### [Work instructions]
Where a line holds "urile", copy it.

Data extracted from a collection:
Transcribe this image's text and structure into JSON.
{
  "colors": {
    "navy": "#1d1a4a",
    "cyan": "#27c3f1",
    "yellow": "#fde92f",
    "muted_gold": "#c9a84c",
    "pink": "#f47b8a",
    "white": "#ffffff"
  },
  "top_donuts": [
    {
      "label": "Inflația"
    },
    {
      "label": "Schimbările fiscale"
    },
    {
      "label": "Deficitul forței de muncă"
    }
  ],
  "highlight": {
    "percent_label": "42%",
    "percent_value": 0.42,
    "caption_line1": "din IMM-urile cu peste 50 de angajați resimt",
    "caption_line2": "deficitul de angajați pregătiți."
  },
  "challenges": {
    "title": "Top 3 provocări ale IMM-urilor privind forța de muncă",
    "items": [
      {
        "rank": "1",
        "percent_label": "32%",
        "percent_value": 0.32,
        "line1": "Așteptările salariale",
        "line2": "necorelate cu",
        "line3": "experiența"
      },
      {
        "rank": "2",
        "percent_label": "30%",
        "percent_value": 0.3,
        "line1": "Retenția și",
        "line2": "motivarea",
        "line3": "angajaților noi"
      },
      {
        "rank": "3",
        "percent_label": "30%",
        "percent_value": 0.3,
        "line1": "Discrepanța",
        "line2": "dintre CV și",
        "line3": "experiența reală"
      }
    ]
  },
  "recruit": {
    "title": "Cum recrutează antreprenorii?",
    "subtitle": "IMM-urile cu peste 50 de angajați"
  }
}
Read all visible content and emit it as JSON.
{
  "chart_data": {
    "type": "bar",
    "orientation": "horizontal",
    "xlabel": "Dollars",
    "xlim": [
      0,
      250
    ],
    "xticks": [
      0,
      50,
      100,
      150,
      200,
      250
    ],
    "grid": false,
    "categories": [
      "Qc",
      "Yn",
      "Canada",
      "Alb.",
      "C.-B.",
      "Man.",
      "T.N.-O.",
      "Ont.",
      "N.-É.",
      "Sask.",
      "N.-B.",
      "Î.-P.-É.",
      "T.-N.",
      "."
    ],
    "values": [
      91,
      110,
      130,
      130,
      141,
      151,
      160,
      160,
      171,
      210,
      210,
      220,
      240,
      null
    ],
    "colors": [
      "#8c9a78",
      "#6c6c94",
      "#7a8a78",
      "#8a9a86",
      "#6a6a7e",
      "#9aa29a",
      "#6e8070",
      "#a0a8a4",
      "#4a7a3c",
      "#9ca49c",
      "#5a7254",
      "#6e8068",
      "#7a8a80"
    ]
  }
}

### [Finished answer]
    "caption_line1": "din IMM-urile cu peste 50 de angajați resimt",
    "subtitle": "IMM-urile cu peste 50 de angajați"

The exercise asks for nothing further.